[Begin DATA FOR PROCESSING]

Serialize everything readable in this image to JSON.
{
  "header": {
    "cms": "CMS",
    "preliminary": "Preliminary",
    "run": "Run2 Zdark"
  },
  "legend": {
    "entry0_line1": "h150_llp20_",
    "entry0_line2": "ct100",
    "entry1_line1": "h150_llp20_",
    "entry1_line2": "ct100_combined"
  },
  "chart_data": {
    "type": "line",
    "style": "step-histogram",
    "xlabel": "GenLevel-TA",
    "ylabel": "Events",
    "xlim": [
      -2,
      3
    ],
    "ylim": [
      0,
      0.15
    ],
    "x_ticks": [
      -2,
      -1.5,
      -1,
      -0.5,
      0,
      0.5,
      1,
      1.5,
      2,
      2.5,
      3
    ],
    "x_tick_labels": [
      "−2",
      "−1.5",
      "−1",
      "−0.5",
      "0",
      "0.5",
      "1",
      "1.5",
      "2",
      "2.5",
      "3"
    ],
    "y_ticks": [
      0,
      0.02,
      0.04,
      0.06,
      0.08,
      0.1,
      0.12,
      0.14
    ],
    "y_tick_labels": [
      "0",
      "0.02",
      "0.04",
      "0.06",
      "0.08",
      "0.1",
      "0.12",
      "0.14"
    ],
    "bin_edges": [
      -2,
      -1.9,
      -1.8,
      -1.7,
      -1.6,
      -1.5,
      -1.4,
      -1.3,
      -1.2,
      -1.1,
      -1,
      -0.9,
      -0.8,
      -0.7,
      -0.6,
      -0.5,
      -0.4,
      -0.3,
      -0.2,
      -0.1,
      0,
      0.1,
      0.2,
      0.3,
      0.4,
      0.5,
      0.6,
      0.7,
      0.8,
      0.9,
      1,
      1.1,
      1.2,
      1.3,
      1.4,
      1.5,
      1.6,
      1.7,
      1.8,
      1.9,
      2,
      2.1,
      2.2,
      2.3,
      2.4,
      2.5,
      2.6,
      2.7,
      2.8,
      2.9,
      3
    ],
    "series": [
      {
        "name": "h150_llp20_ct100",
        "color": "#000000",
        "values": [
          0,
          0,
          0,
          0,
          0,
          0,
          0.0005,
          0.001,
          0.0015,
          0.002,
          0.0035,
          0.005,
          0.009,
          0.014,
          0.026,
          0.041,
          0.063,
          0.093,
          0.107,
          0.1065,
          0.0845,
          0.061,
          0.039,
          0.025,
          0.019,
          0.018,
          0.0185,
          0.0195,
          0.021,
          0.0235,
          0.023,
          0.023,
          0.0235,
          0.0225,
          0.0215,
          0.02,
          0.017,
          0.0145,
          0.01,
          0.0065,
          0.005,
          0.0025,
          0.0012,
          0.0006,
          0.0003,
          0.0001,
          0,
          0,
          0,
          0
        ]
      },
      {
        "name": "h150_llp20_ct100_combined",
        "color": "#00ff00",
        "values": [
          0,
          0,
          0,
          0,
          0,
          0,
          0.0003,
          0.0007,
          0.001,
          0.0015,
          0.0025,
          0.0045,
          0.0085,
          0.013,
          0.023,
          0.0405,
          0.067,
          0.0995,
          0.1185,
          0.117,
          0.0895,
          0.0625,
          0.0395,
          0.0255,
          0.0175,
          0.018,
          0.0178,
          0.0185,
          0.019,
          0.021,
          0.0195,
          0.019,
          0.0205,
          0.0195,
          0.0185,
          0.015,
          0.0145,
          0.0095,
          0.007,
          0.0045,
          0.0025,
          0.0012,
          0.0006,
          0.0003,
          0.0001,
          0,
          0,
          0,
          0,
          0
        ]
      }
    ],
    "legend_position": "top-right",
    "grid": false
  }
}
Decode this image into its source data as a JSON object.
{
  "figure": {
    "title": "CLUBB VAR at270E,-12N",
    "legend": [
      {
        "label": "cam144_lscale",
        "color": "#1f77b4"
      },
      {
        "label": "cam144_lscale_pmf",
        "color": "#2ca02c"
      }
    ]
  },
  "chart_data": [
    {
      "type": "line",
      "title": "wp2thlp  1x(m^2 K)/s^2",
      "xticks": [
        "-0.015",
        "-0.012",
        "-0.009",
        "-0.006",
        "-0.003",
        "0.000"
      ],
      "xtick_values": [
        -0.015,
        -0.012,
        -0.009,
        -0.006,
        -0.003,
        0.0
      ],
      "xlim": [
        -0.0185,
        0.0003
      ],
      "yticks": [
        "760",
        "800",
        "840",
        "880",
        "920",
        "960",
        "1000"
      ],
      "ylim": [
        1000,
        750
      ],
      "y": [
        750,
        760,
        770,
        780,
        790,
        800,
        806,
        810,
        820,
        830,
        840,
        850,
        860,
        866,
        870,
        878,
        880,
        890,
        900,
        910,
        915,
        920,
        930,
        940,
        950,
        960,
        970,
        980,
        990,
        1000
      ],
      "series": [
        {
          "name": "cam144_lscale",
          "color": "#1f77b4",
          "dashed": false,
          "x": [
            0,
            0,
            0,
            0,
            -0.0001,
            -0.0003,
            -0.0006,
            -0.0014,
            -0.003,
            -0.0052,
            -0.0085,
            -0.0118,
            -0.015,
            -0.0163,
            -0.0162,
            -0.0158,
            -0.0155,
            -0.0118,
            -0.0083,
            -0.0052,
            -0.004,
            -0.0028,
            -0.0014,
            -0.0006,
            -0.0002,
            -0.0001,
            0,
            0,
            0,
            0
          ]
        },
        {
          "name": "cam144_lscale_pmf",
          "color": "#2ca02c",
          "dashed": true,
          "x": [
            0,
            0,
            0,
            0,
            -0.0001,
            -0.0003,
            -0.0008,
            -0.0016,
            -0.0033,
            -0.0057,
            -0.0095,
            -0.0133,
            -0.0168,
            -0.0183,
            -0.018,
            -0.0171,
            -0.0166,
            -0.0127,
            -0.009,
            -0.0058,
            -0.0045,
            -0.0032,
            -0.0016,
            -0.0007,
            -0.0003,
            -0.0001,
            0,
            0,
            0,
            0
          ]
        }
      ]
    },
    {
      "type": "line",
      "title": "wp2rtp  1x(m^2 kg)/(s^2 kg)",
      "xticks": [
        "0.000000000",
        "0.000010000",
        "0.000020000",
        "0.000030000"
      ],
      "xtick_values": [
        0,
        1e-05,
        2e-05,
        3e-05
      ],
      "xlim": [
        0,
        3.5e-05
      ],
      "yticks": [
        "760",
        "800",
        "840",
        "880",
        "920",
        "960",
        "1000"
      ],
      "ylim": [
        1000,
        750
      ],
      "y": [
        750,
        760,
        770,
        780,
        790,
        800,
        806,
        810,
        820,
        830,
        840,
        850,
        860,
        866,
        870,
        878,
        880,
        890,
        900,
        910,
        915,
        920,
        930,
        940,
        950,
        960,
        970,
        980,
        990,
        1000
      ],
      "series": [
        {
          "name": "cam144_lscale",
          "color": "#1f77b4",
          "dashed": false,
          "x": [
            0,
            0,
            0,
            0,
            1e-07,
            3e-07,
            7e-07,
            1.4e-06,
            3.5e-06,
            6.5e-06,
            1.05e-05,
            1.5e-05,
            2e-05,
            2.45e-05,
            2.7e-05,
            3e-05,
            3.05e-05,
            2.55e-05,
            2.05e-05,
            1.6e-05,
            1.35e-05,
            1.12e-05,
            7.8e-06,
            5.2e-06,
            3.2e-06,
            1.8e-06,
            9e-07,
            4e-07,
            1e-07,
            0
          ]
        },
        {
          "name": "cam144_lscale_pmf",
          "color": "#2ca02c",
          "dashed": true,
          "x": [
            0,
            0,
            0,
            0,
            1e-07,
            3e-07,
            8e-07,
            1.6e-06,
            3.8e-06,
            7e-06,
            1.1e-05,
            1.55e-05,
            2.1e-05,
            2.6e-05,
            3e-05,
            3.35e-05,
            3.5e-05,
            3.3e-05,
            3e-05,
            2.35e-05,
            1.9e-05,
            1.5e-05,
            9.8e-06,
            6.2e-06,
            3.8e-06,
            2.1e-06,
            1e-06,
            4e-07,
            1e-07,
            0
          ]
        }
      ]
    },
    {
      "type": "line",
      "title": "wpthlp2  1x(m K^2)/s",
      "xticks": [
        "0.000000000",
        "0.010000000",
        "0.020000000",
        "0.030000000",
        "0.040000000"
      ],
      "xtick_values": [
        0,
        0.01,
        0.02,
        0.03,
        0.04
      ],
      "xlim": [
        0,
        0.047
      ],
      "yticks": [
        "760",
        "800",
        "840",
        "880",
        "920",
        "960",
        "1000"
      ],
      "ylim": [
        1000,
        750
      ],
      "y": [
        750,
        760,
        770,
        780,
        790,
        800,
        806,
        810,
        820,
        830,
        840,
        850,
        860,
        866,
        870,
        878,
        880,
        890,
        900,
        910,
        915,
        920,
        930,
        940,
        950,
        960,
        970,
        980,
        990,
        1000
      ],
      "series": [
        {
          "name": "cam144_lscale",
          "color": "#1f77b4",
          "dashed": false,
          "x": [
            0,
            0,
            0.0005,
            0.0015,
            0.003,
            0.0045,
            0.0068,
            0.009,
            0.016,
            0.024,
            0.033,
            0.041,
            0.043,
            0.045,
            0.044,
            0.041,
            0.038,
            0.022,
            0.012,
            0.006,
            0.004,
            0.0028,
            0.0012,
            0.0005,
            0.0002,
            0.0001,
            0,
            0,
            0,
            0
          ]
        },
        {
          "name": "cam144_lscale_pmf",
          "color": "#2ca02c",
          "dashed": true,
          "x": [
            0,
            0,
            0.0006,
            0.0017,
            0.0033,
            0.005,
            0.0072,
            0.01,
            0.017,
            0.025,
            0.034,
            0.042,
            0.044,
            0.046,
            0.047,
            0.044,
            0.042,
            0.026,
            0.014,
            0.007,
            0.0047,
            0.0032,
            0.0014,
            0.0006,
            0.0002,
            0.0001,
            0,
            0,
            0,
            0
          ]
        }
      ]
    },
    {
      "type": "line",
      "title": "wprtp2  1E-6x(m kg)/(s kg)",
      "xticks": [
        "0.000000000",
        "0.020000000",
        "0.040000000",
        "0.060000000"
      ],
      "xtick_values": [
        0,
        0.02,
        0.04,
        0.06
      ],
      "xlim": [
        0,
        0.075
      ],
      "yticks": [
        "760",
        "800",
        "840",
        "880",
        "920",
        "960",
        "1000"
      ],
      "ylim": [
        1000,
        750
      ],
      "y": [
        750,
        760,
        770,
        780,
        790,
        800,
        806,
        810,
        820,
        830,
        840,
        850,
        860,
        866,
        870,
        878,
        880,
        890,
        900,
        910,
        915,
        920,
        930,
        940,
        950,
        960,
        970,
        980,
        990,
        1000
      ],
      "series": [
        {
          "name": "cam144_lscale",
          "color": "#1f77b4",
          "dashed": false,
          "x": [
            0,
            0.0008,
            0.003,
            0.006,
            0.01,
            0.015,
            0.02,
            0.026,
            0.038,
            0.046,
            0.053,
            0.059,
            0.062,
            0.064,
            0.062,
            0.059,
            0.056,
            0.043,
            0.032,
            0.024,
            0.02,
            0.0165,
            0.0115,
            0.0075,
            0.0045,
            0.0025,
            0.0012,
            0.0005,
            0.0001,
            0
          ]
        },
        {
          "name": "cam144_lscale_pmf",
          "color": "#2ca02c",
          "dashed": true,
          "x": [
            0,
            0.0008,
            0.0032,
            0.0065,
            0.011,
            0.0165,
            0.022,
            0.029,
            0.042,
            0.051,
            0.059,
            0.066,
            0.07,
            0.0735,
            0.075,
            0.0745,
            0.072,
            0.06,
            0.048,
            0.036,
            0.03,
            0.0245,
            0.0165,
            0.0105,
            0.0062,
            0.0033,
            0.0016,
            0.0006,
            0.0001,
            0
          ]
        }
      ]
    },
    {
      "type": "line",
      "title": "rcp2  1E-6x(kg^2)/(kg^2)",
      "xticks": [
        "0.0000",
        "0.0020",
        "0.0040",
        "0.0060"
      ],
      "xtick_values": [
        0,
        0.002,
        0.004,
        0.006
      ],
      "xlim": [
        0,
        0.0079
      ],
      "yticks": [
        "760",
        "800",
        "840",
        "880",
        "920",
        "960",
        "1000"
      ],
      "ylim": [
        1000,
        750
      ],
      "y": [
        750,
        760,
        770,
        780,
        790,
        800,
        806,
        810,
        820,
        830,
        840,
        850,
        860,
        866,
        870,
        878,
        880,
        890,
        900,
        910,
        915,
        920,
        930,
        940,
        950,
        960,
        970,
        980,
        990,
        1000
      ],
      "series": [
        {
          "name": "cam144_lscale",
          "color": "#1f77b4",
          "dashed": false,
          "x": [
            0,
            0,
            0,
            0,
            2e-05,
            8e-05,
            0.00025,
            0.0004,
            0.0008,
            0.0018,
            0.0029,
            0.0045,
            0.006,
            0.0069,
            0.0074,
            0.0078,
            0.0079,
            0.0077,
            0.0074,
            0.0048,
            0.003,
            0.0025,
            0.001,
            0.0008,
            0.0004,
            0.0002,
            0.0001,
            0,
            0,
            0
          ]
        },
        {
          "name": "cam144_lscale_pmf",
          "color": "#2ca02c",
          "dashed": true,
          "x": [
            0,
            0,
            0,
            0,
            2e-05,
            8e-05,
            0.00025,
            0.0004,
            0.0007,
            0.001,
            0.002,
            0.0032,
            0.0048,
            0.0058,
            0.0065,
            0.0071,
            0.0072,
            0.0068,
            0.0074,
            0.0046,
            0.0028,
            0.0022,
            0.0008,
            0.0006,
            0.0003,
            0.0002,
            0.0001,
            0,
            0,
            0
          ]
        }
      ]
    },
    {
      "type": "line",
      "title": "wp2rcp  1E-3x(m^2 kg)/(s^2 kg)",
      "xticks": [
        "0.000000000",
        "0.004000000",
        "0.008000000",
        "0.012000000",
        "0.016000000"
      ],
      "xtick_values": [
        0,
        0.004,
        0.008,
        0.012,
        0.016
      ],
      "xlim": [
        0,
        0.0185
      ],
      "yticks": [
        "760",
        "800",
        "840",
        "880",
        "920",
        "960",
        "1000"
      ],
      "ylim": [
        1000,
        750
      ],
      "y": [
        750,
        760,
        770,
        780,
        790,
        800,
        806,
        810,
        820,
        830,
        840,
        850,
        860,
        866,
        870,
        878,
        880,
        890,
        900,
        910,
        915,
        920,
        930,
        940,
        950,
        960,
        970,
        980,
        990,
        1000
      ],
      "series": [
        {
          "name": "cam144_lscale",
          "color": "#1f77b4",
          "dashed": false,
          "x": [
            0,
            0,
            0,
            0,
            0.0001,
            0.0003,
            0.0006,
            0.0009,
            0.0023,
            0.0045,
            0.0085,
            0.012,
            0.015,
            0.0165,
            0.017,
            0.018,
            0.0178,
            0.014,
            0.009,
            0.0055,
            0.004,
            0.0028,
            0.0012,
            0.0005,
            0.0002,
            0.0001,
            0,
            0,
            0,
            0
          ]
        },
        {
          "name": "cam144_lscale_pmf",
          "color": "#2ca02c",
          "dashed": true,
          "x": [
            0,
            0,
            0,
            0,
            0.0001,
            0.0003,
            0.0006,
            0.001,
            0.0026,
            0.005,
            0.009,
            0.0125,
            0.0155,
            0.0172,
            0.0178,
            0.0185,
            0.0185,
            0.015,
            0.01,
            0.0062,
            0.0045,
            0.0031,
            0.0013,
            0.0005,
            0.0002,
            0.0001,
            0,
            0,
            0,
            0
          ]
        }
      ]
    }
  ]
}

[End DATA FOR PROCESSING]

• TASK BRIEF
Where does the word "this" appear? Return each line that holds it.

• THE SOLUTION
Serialize everything readable in this image to JSON.
Decode this image into its source data as a JSON object.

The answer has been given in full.